▸ **Record list**:
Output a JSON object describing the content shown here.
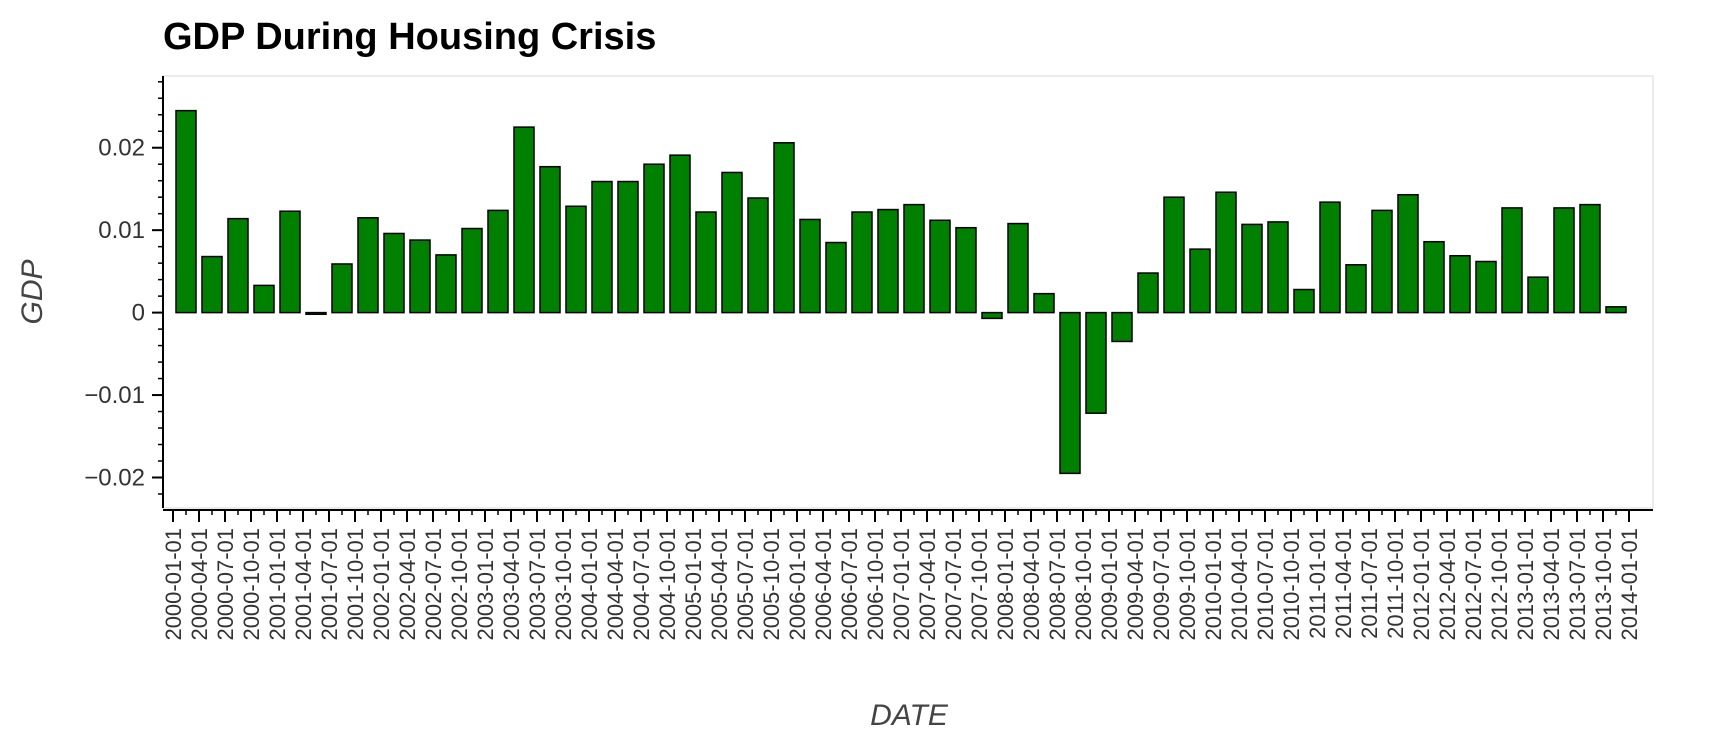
{
  "chart_data": {
    "type": "bar",
    "title": "GDP During Housing Crisis",
    "xlabel": "DATE",
    "ylabel": "GDP",
    "ylim": [
      -0.0237,
      0.0287
    ],
    "yticks": [
      -0.02,
      -0.01,
      0,
      0.01,
      0.02
    ],
    "ytick_labels": [
      "−0.02",
      "−0.01",
      "0",
      "0.01",
      "0.02"
    ],
    "grid": false,
    "bar_color": "#008000",
    "bar_edge_color": "#000000",
    "categories": [
      "2000-01-01",
      "2000-04-01",
      "2000-07-01",
      "2000-10-01",
      "2001-01-01",
      "2001-04-01",
      "2001-07-01",
      "2001-10-01",
      "2002-01-01",
      "2002-04-01",
      "2002-07-01",
      "2002-10-01",
      "2003-01-01",
      "2003-04-01",
      "2003-07-01",
      "2003-10-01",
      "2004-01-01",
      "2004-04-01",
      "2004-07-01",
      "2004-10-01",
      "2005-01-01",
      "2005-04-01",
      "2005-07-01",
      "2005-10-01",
      "2006-01-01",
      "2006-04-01",
      "2006-07-01",
      "2006-10-01",
      "2007-01-01",
      "2007-04-01",
      "2007-07-01",
      "2007-10-01",
      "2008-01-01",
      "2008-04-01",
      "2008-07-01",
      "2008-10-01",
      "2009-01-01",
      "2009-04-01",
      "2009-07-01",
      "2009-10-01",
      "2010-01-01",
      "2010-04-01",
      "2010-07-01",
      "2010-10-01",
      "2011-01-01",
      "2011-04-01",
      "2011-07-01",
      "2011-10-01",
      "2012-01-01",
      "2012-04-01",
      "2012-07-01",
      "2012-10-01",
      "2013-01-01",
      "2013-04-01",
      "2013-07-01",
      "2013-10-01",
      "2014-01-01"
    ],
    "bars": [
      {
        "date": "2000-04-01",
        "value": 0.0245
      },
      {
        "date": "2000-07-01",
        "value": 0.0068
      },
      {
        "date": "2000-10-01",
        "value": 0.0114
      },
      {
        "date": "2001-01-01",
        "value": 0.0033
      },
      {
        "date": "2001-04-01",
        "value": 0.0123
      },
      {
        "date": "2001-07-01",
        "value": -0.0002
      },
      {
        "date": "2001-10-01",
        "value": 0.0059
      },
      {
        "date": "2002-01-01",
        "value": 0.0115
      },
      {
        "date": "2002-04-01",
        "value": 0.0096
      },
      {
        "date": "2002-07-01",
        "value": 0.0088
      },
      {
        "date": "2002-10-01",
        "value": 0.007
      },
      {
        "date": "2003-01-01",
        "value": 0.0102
      },
      {
        "date": "2003-04-01",
        "value": 0.0124
      },
      {
        "date": "2003-07-01",
        "value": 0.0225
      },
      {
        "date": "2003-10-01",
        "value": 0.0177
      },
      {
        "date": "2004-01-01",
        "value": 0.0129
      },
      {
        "date": "2004-04-01",
        "value": 0.0159
      },
      {
        "date": "2004-07-01",
        "value": 0.0159
      },
      {
        "date": "2004-10-01",
        "value": 0.018
      },
      {
        "date": "2005-01-01",
        "value": 0.0191
      },
      {
        "date": "2005-04-01",
        "value": 0.0122
      },
      {
        "date": "2005-07-01",
        "value": 0.017
      },
      {
        "date": "2005-10-01",
        "value": 0.0139
      },
      {
        "date": "2006-01-01",
        "value": 0.0206
      },
      {
        "date": "2006-04-01",
        "value": 0.0113
      },
      {
        "date": "2006-07-01",
        "value": 0.0085
      },
      {
        "date": "2006-10-01",
        "value": 0.0122
      },
      {
        "date": "2007-01-01",
        "value": 0.0125
      },
      {
        "date": "2007-04-01",
        "value": 0.0131
      },
      {
        "date": "2007-07-01",
        "value": 0.0112
      },
      {
        "date": "2007-10-01",
        "value": 0.0103
      },
      {
        "date": "2008-01-01",
        "value": -0.0007
      },
      {
        "date": "2008-04-01",
        "value": 0.0108
      },
      {
        "date": "2008-07-01",
        "value": 0.0023
      },
      {
        "date": "2008-10-01",
        "value": -0.0195
      },
      {
        "date": "2009-01-01",
        "value": -0.0122
      },
      {
        "date": "2009-04-01",
        "value": -0.0035
      },
      {
        "date": "2009-07-01",
        "value": 0.0048
      },
      {
        "date": "2009-10-01",
        "value": 0.014
      },
      {
        "date": "2010-01-01",
        "value": 0.0077
      },
      {
        "date": "2010-04-01",
        "value": 0.0146
      },
      {
        "date": "2010-07-01",
        "value": 0.0107
      },
      {
        "date": "2010-10-01",
        "value": 0.011
      },
      {
        "date": "2011-01-01",
        "value": 0.0028
      },
      {
        "date": "2011-04-01",
        "value": 0.0134
      },
      {
        "date": "2011-07-01",
        "value": 0.0058
      },
      {
        "date": "2011-10-01",
        "value": 0.0124
      },
      {
        "date": "2012-01-01",
        "value": 0.0143
      },
      {
        "date": "2012-04-01",
        "value": 0.0086
      },
      {
        "date": "2012-07-01",
        "value": 0.0069
      },
      {
        "date": "2012-10-01",
        "value": 0.0062
      },
      {
        "date": "2013-01-01",
        "value": 0.0127
      },
      {
        "date": "2013-04-01",
        "value": 0.0043
      },
      {
        "date": "2013-07-01",
        "value": 0.0127
      },
      {
        "date": "2013-10-01",
        "value": 0.0131
      },
      {
        "date": "2014-01-01",
        "value": 0.0007
      }
    ]
  }
}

▸ **Exercise task**: Reproduce each record above by retyping it exactly; omit all images.

▸ **Answer to this exercise**:
Output a JSON object describing the content shown here.
{
  "chart_data": {
    "type": "bar",
    "title": "GDP During Housing Crisis",
    "xlabel": "DATE",
    "ylabel": "GDP",
    "ylim": [
      -0.0237,
      0.0287
    ],
    "yticks": [
      -0.02,
      -0.01,
      0,
      0.01,
      0.02
    ],
    "ytick_labels": [
      "−0.02",
      "−0.01",
      "0",
      "0.01",
      "0.02"
    ],
    "grid": false,
    "bar_color": "#008000",
    "bar_edge_color": "#000000",
    "categories": [
      "2000-01-01",
      "2000-04-01",
      "2000-07-01",
      "2000-10-01",
      "2001-01-01",
      "2001-04-01",
      "2001-07-01",
      "2001-10-01",
      "2002-01-01",
      "2002-04-01",
      "2002-07-01",
      "2002-10-01",
      "2003-01-01",
      "2003-04-01",
      "2003-07-01",
      "2003-10-01",
      "2004-01-01",
      "2004-04-01",
      "2004-07-01",
      "2004-10-01",
      "2005-01-01",
      "2005-04-01",
      "2005-07-01",
      "2005-10-01",
      "2006-01-01",
      "2006-04-01",
      "2006-07-01",
      "2006-10-01",
      "2007-01-01",
      "2007-04-01",
      "2007-07-01",
      "2007-10-01",
      "2008-01-01",
      "2008-04-01",
      "2008-07-01",
      "2008-10-01",
      "2009-01-01",
      "2009-04-01",
      "2009-07-01",
      "2009-10-01",
      "2010-01-01",
      "2010-04-01",
      "2010-07-01",
      "2010-10-01",
      "2011-01-01",
      "2011-04-01",
      "2011-07-01",
      "2011-10-01",
      "2012-01-01",
      "2012-04-01",
      "2012-07-01",
      "2012-10-01",
      "2013-01-01",
      "2013-04-01",
      "2013-07-01",
      "2013-10-01",
      "2014-01-01"
    ],
    "bars": [
      {
        "date": "2000-04-01",
        "value": 0.0245
      },
      {
        "date": "2000-07-01",
        "value": 0.0068
      },
      {
        "date": "2000-10-01",
        "value": 0.0114
      },
      {
        "date": "2001-01-01",
        "value": 0.0033
      },
      {
        "date": "2001-04-01",
        "value": 0.0123
      },
      {
        "date": "2001-07-01",
        "value": -0.0002
      },
      {
        "date": "2001-10-01",
        "value": 0.0059
      },
      {
        "date": "2002-01-01",
        "value": 0.0115
      },
      {
        "date": "2002-04-01",
        "value": 0.0096
      },
      {
        "date": "2002-07-01",
        "value": 0.0088
      },
      {
        "date": "2002-10-01",
        "value": 0.007
      },
      {
        "date": "2003-01-01",
        "value": 0.0102
      },
      {
        "date": "2003-04-01",
        "value": 0.0124
      },
      {
        "date": "2003-07-01",
        "value": 0.0225
      },
      {
        "date": "2003-10-01",
        "value": 0.0177
      },
      {
        "date": "2004-01-01",
        "value": 0.0129
      },
      {
        "date": "2004-04-01",
        "value": 0.0159
      },
      {
        "date": "2004-07-01",
        "value": 0.0159
      },
      {
        "date": "2004-10-01",
        "value": 0.018
      },
      {
        "date": "2005-01-01",
        "value": 0.0191
      },
      {
        "date": "2005-04-01",
        "value": 0.0122
      },
      {
        "date": "2005-07-01",
        "value": 0.017
      },
      {
        "date": "2005-10-01",
        "value": 0.0139
      },
      {
        "date": "2006-01-01",
        "value": 0.0206
      },
      {
        "date": "2006-04-01",
        "value": 0.0113
      },
      {
        "date": "2006-07-01",
        "value": 0.0085
      },
      {
        "date": "2006-10-01",
        "value": 0.0122
      },
      {
        "date": "2007-01-01",
        "value": 0.0125
      },
      {
        "date": "2007-04-01",
        "value": 0.0131
      },
      {
        "date": "2007-07-01",
        "value": 0.0112
      },
      {
        "date": "2007-10-01",
        "value": 0.0103
      },
      {
        "date": "2008-01-01",
        "value": -0.0007
      },
      {
        "date": "2008-04-01",
        "value": 0.0108
      },
      {
        "date": "2008-07-01",
        "value": 0.0023
      },
      {
        "date": "2008-10-01",
        "value": -0.0195
      },
      {
        "date": "2009-01-01",
        "value": -0.0122
      },
      {
        "date": "2009-04-01",
        "value": -0.0035
      },
      {
        "date": "2009-07-01",
        "value": 0.0048
      },
      {
        "date": "2009-10-01",
        "value": 0.014
      },
      {
        "date": "2010-01-01",
        "value": 0.0077
      },
      {
        "date": "2010-04-01",
        "value": 0.0146
      },
      {
        "date": "2010-07-01",
        "value": 0.0107
      },
      {
        "date": "2010-10-01",
        "value": 0.011
      },
      {
        "date": "2011-01-01",
        "value": 0.0028
      },
      {
        "date": "2011-04-01",
        "value": 0.0134
      },
      {
        "date": "2011-07-01",
        "value": 0.0058
      },
      {
        "date": "2011-10-01",
        "value": 0.0124
      },
      {
        "date": "2012-01-01",
        "value": 0.0143
      },
      {
        "date": "2012-04-01",
        "value": 0.0086
      },
      {
        "date": "2012-07-01",
        "value": 0.0069
      },
      {
        "date": "2012-10-01",
        "value": 0.0062
      },
      {
        "date": "2013-01-01",
        "value": 0.0127
      },
      {
        "date": "2013-04-01",
        "value": 0.0043
      },
      {
        "date": "2013-07-01",
        "value": 0.0127
      },
      {
        "date": "2013-10-01",
        "value": 0.0131
      },
      {
        "date": "2014-01-01",
        "value": 0.0007
      }
    ]
  }
}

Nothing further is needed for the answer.